WHAT TO PRODUCE:
Gather all lines in the entries that include the word "role".

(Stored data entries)
□ □ □ □ □
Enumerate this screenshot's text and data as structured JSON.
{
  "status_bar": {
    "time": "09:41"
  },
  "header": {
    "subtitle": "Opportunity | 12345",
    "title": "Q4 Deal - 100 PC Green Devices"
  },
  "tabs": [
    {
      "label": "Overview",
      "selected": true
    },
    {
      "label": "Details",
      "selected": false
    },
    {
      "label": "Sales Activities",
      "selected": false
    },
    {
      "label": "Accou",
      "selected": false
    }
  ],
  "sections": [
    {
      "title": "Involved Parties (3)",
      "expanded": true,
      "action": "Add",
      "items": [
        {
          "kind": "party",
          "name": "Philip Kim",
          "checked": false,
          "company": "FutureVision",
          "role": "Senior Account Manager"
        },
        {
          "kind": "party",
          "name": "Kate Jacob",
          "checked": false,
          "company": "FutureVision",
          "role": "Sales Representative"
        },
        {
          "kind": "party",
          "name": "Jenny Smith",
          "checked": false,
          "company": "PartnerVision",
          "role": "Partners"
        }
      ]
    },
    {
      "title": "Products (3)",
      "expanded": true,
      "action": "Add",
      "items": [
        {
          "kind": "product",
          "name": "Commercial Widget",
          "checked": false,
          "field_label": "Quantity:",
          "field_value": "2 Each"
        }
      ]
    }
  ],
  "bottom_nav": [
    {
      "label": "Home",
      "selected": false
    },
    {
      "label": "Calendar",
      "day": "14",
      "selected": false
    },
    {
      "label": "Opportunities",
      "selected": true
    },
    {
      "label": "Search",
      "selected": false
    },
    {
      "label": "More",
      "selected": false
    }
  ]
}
□ □ □ □ □
FINISHED EXERCISE:
          "role": "Senior Account Manager"
          "role": "Sales Representative"
          "role": "Partners"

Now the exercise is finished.